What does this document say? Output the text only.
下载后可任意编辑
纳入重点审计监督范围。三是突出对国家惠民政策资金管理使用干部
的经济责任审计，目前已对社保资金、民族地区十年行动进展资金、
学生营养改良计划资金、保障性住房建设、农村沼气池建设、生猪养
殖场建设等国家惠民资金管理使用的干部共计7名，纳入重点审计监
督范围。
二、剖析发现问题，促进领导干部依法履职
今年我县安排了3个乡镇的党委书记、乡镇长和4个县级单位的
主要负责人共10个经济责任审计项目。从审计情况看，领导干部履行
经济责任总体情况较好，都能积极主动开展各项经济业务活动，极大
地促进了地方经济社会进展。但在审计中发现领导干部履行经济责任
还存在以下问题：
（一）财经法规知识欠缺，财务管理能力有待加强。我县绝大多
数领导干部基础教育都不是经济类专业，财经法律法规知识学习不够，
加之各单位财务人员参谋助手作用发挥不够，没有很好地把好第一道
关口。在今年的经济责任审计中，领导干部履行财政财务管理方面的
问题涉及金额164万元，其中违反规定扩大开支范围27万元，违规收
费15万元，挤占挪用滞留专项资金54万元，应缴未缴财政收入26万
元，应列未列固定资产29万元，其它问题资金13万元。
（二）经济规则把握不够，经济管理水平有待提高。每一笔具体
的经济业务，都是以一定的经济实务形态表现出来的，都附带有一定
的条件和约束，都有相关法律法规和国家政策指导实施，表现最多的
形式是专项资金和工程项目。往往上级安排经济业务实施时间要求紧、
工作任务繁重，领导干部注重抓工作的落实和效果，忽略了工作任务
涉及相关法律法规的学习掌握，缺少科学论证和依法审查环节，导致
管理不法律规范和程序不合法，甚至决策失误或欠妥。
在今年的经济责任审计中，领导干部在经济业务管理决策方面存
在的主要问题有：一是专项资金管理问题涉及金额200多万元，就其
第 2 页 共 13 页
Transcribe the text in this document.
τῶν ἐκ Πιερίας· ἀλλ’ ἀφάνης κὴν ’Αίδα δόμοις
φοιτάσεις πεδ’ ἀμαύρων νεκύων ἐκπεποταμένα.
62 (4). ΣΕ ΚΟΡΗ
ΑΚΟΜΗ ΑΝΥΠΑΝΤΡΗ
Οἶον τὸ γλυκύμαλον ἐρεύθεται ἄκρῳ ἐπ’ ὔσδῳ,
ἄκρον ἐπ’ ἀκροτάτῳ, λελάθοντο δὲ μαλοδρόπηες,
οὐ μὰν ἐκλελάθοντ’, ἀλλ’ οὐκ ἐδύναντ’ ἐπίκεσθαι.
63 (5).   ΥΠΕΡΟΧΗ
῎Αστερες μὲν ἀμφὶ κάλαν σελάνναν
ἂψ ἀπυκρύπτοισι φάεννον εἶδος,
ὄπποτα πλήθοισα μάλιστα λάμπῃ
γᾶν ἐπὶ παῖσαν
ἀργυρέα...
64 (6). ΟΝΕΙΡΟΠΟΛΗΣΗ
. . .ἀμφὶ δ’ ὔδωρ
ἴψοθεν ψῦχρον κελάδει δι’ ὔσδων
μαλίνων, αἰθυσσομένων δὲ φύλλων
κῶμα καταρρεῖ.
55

· · · · ·

Do this:
Count every line in the data where the string "在今年的经济责任审计中" occurs. Give nothing except the number.

Reply to the exercise:
2